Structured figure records

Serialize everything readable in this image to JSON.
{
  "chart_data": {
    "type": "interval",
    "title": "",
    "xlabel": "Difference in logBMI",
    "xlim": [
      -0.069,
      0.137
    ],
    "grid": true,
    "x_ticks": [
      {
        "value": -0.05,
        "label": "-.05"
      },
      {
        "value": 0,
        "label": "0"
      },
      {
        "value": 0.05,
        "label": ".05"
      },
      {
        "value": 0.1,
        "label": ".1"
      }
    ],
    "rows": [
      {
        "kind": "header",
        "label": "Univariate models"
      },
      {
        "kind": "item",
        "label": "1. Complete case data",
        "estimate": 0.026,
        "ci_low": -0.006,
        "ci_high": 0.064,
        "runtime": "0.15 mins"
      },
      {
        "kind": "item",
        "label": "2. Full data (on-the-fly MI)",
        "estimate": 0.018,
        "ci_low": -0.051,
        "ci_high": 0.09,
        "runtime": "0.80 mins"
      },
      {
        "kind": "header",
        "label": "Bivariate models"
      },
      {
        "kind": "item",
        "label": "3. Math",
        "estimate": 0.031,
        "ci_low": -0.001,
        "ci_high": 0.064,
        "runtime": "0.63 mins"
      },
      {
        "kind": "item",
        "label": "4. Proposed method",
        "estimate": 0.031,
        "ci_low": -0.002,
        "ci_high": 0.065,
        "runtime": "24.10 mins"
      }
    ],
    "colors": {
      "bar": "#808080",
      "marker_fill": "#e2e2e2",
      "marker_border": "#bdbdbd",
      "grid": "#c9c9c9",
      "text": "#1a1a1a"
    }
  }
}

Given problem
Restate all of the entries exactly, please.

Answer to this exercise
Serialize everything readable in this image to JSON.
{
  "chart_data": {
    "type": "interval",
    "title": "",
    "xlabel": "Difference in logBMI",
    "xlim": [
      -0.069,
      0.137
    ],
    "grid": true,
    "x_ticks": [
      {
        "value": -0.05,
        "label": "-.05"
      },
      {
        "value": 0,
        "label": "0"
      },
      {
        "value": 0.05,
        "label": ".05"
      },
      {
        "value": 0.1,
        "label": ".1"
      }
    ],
    "rows": [
      {
        "kind": "header",
        "label": "Univariate models"
      },
      {
        "kind": "item",
        "label": "1. Complete case data",
        "estimate": 0.026,
        "ci_low": -0.006,
        "ci_high": 0.064,
        "runtime": "0.15 mins"
      },
      {
        "kind": "item",
        "label": "2. Full data (on-the-fly MI)",
        "estimate": 0.018,
        "ci_low": -0.051,
        "ci_high": 0.09,
        "runtime": "0.80 mins"
      },
      {
        "kind": "header",
        "label": "Bivariate models"
      },
      {
        "kind": "item",
        "label": "3. Math",
        "estimate": 0.031,
        "ci_low": -0.001,
        "ci_high": 0.064,
        "runtime": "0.63 mins"
      },
      {
        "kind": "item",
        "label": "4. Proposed method",
        "estimate": 0.031,
        "ci_low": -0.002,
        "ci_high": 0.065,
        "runtime": "24.10 mins"
      }
    ],
    "colors": {
      "bar": "#808080",
      "marker_fill": "#e2e2e2",
      "marker_border": "#bdbdbd",
      "grid": "#c9c9c9",
      "text": "#1a1a1a"
    }
  }
}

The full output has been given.